● **EXERCISE AIM**
Below are some records. Say how many of their lines include the string "LAERFTE", giving only the number.

● **ENTRIES PROVIDED**
==*==
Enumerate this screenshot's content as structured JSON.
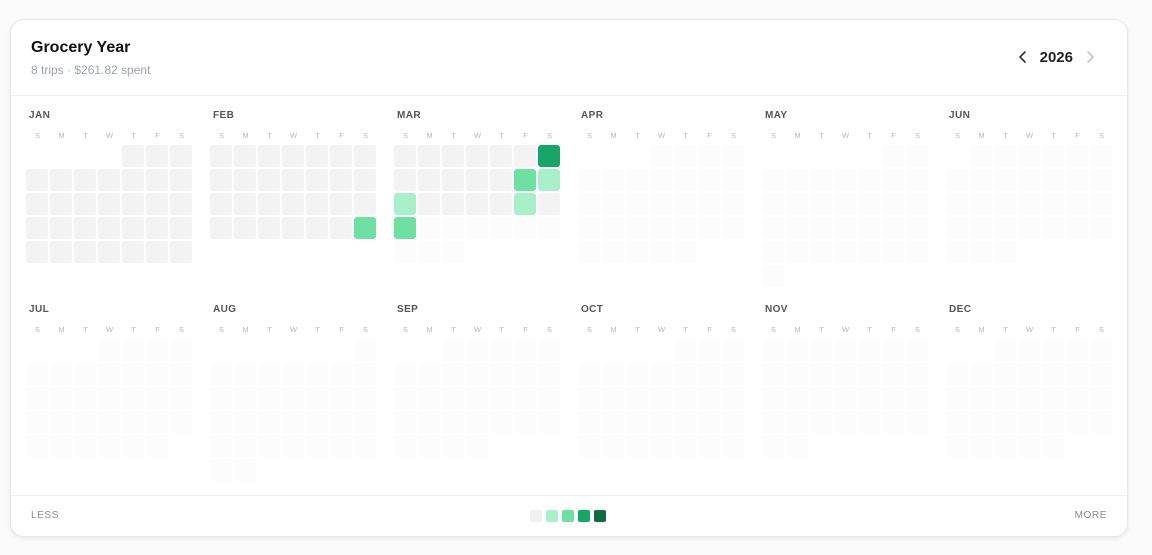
{
  "header": {
    "title": "Grocery Year",
    "subtitle": "8 trips · $261.82 spent",
    "year": "2026",
    "prev_icon": "chevron-left-icon",
    "next_icon": "chevron-right-icon"
  },
  "weekdays": [
    "S",
    "M",
    "T",
    "W",
    "T",
    "F",
    "S"
  ],
  "levels": [
    "#f1f1f1",
    "#a7f0c9",
    "#6de0a2",
    "#16a768",
    "#0e6b45"
  ],
  "colors": {
    "past_empty": "#f3f3f3",
    "future_empty": "#fcfcfc"
  },
  "today": "2026-03-22",
  "months": [
    {
      "name": "JAN",
      "days": 31,
      "start_dow": 4,
      "activity": {}
    },
    {
      "name": "FEB",
      "days": 28,
      "start_dow": 0,
      "activity": {
        "28": 2
      }
    },
    {
      "name": "MAR",
      "days": 31,
      "start_dow": 0,
      "activity": {
        "7": 3,
        "13": 2,
        "14": 1,
        "15": 1,
        "20": 1,
        "22": 2
      }
    },
    {
      "name": "APR",
      "days": 30,
      "start_dow": 3,
      "activity": {}
    },
    {
      "name": "MAY",
      "days": 31,
      "start_dow": 5,
      "activity": {}
    },
    {
      "name": "JUN",
      "days": 30,
      "start_dow": 1,
      "activity": {}
    },
    {
      "name": "JUL",
      "days": 31,
      "start_dow": 3,
      "activity": {}
    },
    {
      "name": "AUG",
      "days": 31,
      "start_dow": 6,
      "activity": {}
    },
    {
      "name": "SEP",
      "days": 30,
      "start_dow": 2,
      "activity": {}
    },
    {
      "name": "OCT",
      "days": 31,
      "start_dow": 4,
      "activity": {}
    },
    {
      "name": "NOV",
      "days": 30,
      "start_dow": 0,
      "activity": {}
    },
    {
      "name": "DEC",
      "days": 31,
      "start_dow": 2,
      "activity": {}
    }
  ],
  "footer": {
    "less": "LESS",
    "more": "MORE"
  }
}
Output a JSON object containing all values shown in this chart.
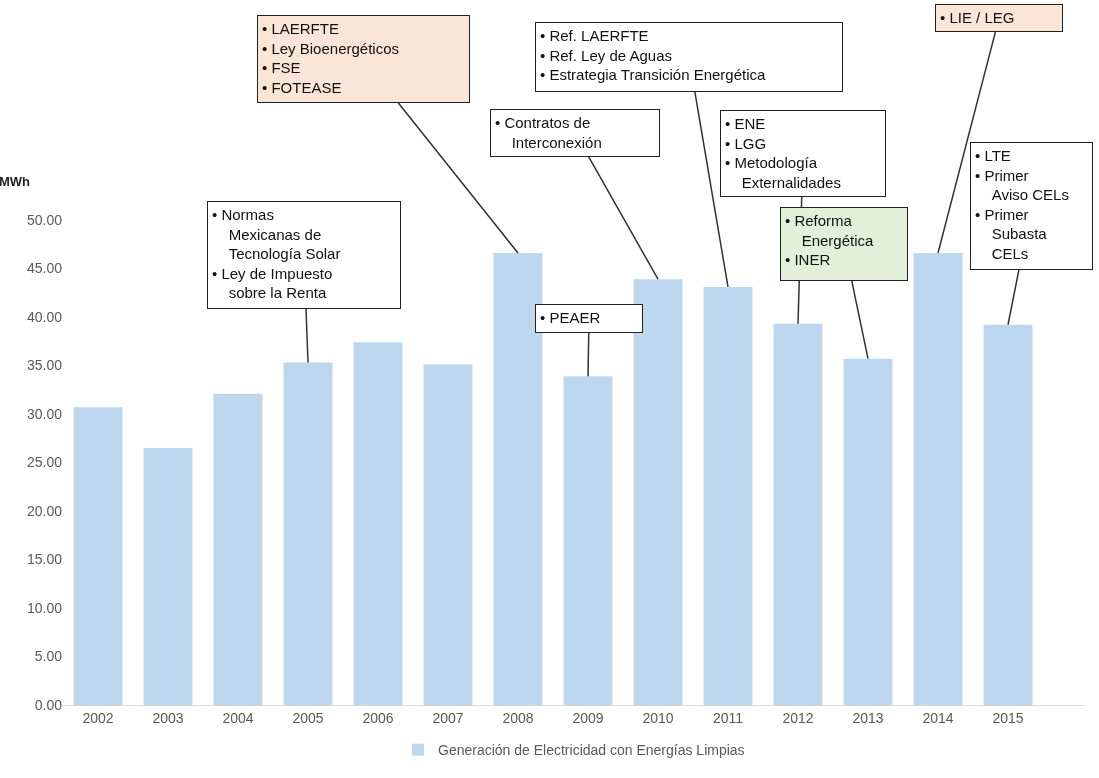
{
  "chart_data": {
    "type": "bar",
    "ylabel": "MWh",
    "categories": [
      "2002",
      "2003",
      "2004",
      "2005",
      "2006",
      "2007",
      "2008",
      "2009",
      "2010",
      "2011",
      "2012",
      "2013",
      "2014",
      "2015"
    ],
    "series": [
      {
        "name": "Generación de Electricidad con Energías Limpias",
        "color": "#bdd7ee",
        "values": [
          30.7,
          26.5,
          32.1,
          35.3,
          37.4,
          35.1,
          46.6,
          33.9,
          43.9,
          43.1,
          39.3,
          35.7,
          46.6,
          39.2
        ]
      }
    ],
    "ylim": [
      0,
      50
    ],
    "yticks": [
      {
        "value": 0,
        "label": "0.00"
      },
      {
        "value": 5,
        "label": "5.00"
      },
      {
        "value": 10,
        "label": "10.00"
      },
      {
        "value": 15,
        "label": "15.00"
      },
      {
        "value": 20,
        "label": "20.00"
      },
      {
        "value": 25,
        "label": "25.00"
      },
      {
        "value": 30,
        "label": "30.00"
      },
      {
        "value": 35,
        "label": "35.00"
      },
      {
        "value": 40,
        "label": "40.00"
      },
      {
        "value": 45,
        "label": "45.00"
      },
      {
        "value": 50,
        "label": "50.00"
      }
    ],
    "grid": false,
    "legend": "bottom",
    "annotations": [
      {
        "text": "• Normas Mexicanas de Tecnología Solar\n• Ley de Impuesto sobre la Renta",
        "x": "2005",
        "y": 35.3
      },
      {
        "text": "• LAERFTE\n• Ley Bioenergéticos\n• FSE\n• FOTEASE",
        "x": "2008",
        "y": 46.6
      },
      {
        "text": "• PEAER",
        "x": "2009",
        "y": 33.9
      },
      {
        "text": "• Contratos de Interconexión",
        "x": "2010",
        "y": 43.9
      },
      {
        "text": "• Ref. LAERFTE\n• Ref. Ley de Aguas\n• Estrategia Transición Energética",
        "x": "2011",
        "y": 43.1
      },
      {
        "text": "• ENE\n• LGG\n• Metodología Externalidades",
        "x": "2012",
        "y": 39.3
      },
      {
        "text": "• Reforma Energética\n• INER",
        "x": "2013",
        "y": 35.7
      },
      {
        "text": "• LIE / LEG",
        "x": "2014",
        "y": 46.6
      },
      {
        "text": "• LTE\n• Primer Aviso CELs\n• Primer Subasta CELs",
        "x": "2015",
        "y": 39.2
      }
    ]
  }
}
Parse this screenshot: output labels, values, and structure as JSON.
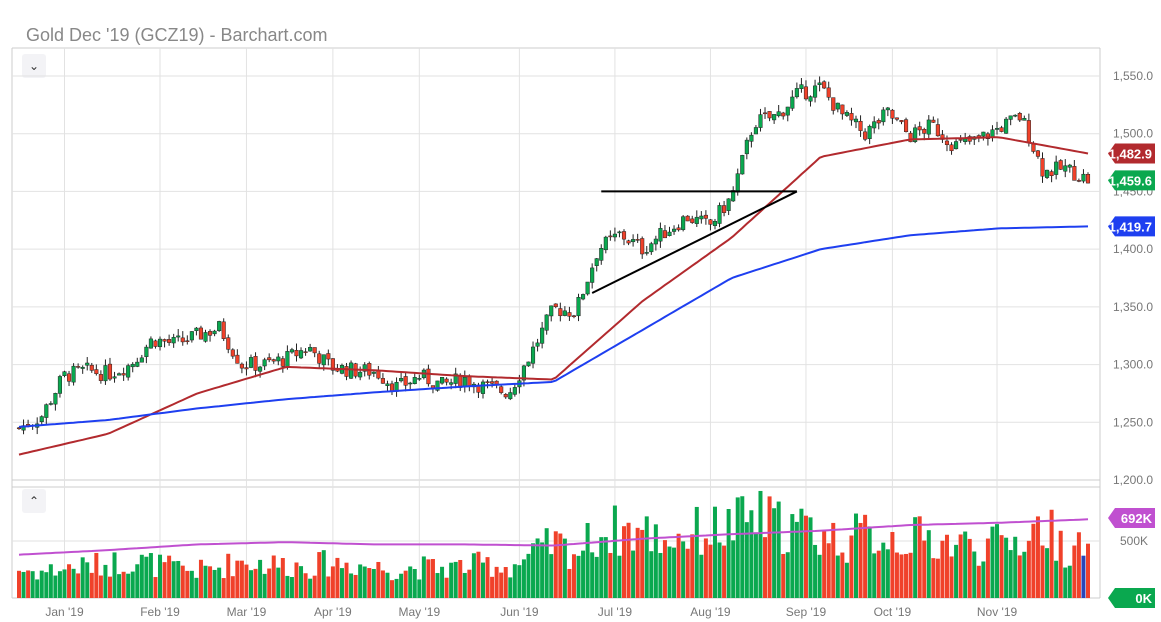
==*==
● **OUTPUT FOR THIS EXERCISE**
2